## BEGIN RECORDED INFORMATION

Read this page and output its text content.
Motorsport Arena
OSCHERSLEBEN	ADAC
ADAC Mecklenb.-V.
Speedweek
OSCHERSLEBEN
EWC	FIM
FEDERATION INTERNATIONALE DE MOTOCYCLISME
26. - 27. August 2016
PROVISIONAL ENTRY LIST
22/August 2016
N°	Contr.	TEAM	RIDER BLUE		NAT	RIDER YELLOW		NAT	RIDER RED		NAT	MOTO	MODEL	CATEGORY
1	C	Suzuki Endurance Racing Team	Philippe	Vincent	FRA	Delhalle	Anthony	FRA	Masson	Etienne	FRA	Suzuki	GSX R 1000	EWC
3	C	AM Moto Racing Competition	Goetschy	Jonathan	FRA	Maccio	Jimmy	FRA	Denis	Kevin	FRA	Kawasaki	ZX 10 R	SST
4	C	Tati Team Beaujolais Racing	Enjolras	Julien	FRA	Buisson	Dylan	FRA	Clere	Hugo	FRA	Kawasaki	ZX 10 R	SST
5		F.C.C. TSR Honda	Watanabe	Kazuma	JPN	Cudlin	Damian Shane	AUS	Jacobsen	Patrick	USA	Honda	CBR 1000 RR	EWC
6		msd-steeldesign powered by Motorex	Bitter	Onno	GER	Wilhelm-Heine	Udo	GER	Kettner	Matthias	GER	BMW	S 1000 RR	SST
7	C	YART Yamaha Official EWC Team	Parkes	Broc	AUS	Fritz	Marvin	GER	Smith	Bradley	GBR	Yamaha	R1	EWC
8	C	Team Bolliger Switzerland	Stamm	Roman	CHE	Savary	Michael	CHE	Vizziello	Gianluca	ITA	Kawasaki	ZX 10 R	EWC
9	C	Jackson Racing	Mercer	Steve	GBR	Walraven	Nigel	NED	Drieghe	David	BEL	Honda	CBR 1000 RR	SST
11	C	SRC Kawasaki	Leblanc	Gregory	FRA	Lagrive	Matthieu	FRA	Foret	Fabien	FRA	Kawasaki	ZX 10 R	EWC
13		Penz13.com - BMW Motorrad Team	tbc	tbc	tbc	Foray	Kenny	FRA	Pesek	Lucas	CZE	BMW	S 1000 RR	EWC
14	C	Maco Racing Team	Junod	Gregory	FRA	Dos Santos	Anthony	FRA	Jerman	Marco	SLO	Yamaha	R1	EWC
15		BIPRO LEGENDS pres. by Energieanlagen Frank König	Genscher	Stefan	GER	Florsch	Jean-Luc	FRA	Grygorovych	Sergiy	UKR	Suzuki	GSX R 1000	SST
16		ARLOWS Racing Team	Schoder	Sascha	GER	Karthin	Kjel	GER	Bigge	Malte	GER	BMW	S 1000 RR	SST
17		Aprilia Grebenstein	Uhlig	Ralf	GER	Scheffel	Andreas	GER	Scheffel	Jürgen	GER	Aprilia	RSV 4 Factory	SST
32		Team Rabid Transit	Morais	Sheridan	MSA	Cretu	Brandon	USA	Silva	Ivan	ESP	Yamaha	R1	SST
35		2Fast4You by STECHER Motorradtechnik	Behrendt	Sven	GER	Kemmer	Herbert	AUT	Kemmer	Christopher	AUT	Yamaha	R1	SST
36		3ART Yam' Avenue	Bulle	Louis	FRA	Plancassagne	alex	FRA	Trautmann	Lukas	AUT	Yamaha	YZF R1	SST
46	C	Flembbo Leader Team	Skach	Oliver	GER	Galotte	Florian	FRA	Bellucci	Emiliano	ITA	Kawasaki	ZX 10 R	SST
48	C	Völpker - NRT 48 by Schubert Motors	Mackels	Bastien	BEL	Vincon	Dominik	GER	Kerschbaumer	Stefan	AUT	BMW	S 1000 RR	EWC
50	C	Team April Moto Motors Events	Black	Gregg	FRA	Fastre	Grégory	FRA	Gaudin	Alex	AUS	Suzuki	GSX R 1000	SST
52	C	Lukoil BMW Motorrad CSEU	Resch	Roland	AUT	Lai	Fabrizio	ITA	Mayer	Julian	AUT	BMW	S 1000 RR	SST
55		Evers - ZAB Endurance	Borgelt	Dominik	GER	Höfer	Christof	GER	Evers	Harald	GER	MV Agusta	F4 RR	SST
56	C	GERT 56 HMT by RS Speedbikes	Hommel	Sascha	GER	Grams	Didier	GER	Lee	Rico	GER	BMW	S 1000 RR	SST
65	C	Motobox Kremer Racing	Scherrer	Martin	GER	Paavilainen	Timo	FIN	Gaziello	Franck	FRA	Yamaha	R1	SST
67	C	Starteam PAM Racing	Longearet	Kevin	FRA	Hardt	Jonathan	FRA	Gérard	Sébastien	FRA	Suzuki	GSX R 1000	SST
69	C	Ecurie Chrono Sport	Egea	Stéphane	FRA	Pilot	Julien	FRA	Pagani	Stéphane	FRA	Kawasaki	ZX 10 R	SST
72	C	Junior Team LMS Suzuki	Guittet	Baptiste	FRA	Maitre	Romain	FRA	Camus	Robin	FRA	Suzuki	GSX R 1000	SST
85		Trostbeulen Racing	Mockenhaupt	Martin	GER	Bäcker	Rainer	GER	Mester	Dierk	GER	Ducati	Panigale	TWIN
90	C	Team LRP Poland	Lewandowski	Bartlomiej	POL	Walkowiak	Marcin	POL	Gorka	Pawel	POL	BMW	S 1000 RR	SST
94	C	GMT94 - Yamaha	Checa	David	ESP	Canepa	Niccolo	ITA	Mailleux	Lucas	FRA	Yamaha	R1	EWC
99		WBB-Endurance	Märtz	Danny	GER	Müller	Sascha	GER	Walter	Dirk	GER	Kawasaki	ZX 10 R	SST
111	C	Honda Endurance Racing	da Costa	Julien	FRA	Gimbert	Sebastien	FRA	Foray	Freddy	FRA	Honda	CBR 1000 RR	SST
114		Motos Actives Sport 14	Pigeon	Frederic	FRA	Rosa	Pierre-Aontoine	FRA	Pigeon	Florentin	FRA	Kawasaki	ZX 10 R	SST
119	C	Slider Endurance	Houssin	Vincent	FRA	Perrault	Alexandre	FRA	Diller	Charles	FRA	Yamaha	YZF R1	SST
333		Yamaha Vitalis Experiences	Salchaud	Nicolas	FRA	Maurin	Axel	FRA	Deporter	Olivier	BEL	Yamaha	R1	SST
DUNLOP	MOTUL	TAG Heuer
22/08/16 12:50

## END RECORDED INFORMATION

*BRIEF:*
Return all lines containing "Lucas".

*ANSWER:*
13		Penz13.com - BMW Motorrad Team	tbc	tbc	tbc	Foray	Kenny	FRA	Pesek	Lucas	CZE	BMW	S 1000 RR	EWC
94	C	GMT94 - Yamaha	Checa	David	ESP	Canepa	Niccolo	ITA	Mailleux	Lucas	FRA	Yamaha	R1	EWC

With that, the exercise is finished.